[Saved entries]
● ● ● ●

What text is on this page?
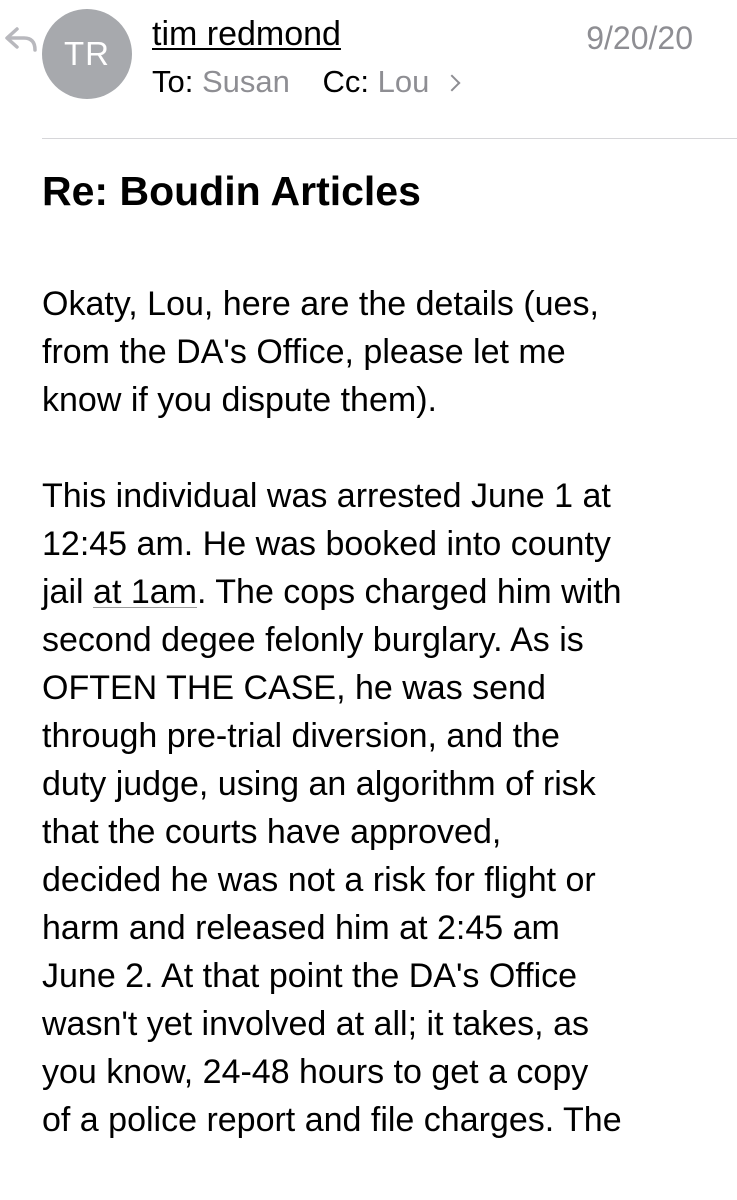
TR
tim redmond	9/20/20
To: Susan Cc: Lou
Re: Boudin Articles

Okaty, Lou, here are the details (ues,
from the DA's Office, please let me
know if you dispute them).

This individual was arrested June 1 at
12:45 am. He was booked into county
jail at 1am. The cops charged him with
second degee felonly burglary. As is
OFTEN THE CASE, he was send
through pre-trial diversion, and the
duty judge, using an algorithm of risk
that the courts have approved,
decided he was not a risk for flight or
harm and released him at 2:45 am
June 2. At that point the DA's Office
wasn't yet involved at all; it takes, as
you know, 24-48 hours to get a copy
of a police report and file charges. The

● ● ● ●

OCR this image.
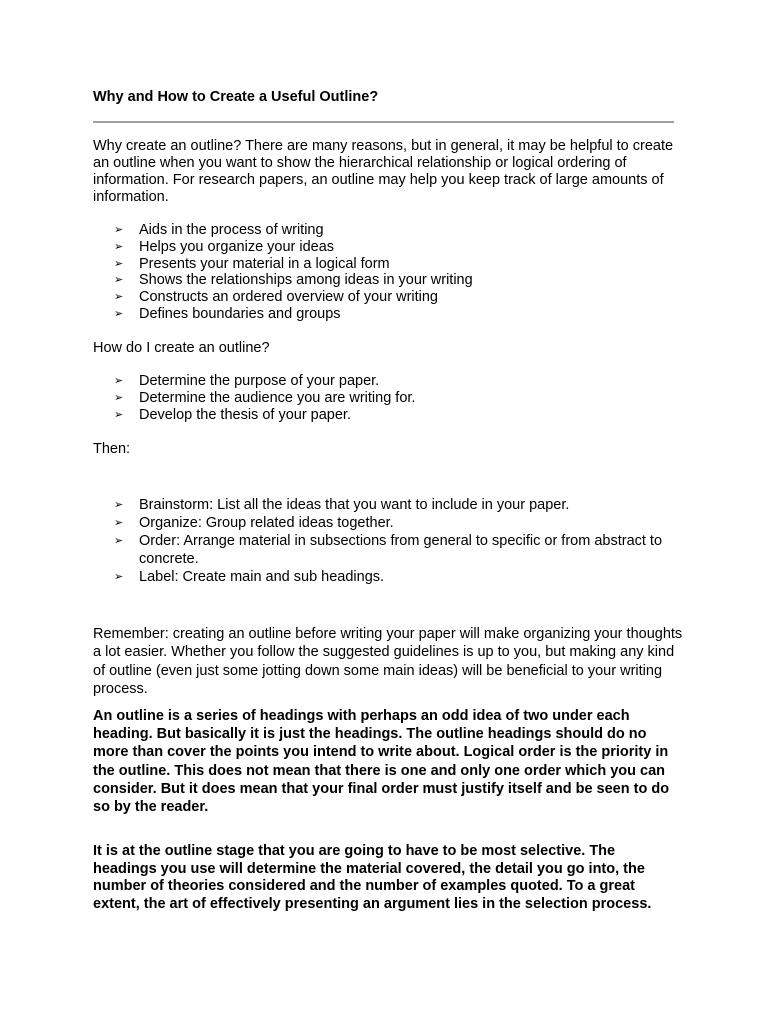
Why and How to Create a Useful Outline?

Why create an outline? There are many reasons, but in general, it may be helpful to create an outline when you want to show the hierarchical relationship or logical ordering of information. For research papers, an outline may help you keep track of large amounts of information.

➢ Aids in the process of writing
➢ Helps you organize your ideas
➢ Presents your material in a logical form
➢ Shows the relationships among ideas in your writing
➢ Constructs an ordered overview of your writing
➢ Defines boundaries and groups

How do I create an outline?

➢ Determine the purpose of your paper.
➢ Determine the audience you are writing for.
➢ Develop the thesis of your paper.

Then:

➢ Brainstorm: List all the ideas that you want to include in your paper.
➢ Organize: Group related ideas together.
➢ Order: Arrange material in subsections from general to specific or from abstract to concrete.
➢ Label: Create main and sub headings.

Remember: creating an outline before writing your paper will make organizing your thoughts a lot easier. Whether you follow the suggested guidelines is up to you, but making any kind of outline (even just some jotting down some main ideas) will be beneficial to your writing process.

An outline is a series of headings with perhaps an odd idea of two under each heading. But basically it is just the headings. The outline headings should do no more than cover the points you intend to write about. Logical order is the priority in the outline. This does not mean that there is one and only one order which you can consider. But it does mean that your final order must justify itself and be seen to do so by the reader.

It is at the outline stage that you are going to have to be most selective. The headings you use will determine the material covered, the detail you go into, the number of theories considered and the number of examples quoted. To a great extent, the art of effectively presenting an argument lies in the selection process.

● ● ● ●

• TASK BRIEF: Tally up the lines in the records containing the word "know", then give the count and nothing else.

• ANSWER TO THIS EXERCISE: 2